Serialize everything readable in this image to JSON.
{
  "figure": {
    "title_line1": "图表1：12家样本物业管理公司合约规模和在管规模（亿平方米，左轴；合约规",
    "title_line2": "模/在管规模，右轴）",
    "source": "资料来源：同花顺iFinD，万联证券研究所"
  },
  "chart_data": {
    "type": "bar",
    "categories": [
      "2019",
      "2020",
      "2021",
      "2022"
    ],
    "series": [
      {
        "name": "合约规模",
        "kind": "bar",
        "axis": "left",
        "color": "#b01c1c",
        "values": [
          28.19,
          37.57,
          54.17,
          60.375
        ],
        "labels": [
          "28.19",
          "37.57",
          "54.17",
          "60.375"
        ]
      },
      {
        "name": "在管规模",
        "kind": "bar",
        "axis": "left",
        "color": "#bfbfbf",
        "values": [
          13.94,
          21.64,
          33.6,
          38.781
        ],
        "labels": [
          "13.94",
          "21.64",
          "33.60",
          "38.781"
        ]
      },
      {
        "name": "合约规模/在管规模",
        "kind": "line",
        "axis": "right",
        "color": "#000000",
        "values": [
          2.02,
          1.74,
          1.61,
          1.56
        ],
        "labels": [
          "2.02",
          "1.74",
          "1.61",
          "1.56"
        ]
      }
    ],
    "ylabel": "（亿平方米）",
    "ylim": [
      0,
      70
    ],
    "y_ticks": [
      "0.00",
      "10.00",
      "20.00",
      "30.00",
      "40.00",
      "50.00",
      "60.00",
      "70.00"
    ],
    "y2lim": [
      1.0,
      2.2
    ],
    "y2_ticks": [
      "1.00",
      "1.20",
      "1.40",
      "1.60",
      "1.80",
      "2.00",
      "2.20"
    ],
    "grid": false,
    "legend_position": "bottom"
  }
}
◇ ◇ ◇ ◇
Required work: Extract every entry in the listing word for word.

Reply to the task:
Serialize everything readable in this image to JSON.
{
  "figure": {
    "title_line1": "图表1：12家样本物业管理公司合约规模和在管规模（亿平方米，左轴；合约规",
    "title_line2": "模/在管规模，右轴）",
    "source": "资料来源：同花顺iFinD，万联证券研究所"
  },
  "chart_data": {
    "type": "bar",
    "categories": [
      "2019",
      "2020",
      "2021",
      "2022"
    ],
    "series": [
      {
        "name": "合约规模",
        "kind": "bar",
        "axis": "left",
        "color": "#b01c1c",
        "values": [
          28.19,
          37.57,
          54.17,
          60.375
        ],
        "labels": [
          "28.19",
          "37.57",
          "54.17",
          "60.375"
        ]
      },
      {
        "name": "在管规模",
        "kind": "bar",
        "axis": "left",
        "color": "#bfbfbf",
        "values": [
          13.94,
          21.64,
          33.6,
          38.781
        ],
        "labels": [
          "13.94",
          "21.64",
          "33.60",
          "38.781"
        ]
      },
      {
        "name": "合约规模/在管规模",
        "kind": "line",
        "axis": "right",
        "color": "#000000",
        "values": [
          2.02,
          1.74,
          1.61,
          1.56
        ],
        "labels": [
          "2.02",
          "1.74",
          "1.61",
          "1.56"
        ]
      }
    ],
    "ylabel": "（亿平方米）",
    "ylim": [
      0,
      70
    ],
    "y_ticks": [
      "0.00",
      "10.00",
      "20.00",
      "30.00",
      "40.00",
      "50.00",
      "60.00",
      "70.00"
    ],
    "y2lim": [
      1.0,
      2.2
    ],
    "y2_ticks": [
      "1.00",
      "1.20",
      "1.40",
      "1.60",
      "1.80",
      "2.00",
      "2.20"
    ],
    "grid": false,
    "legend_position": "bottom"
  }
}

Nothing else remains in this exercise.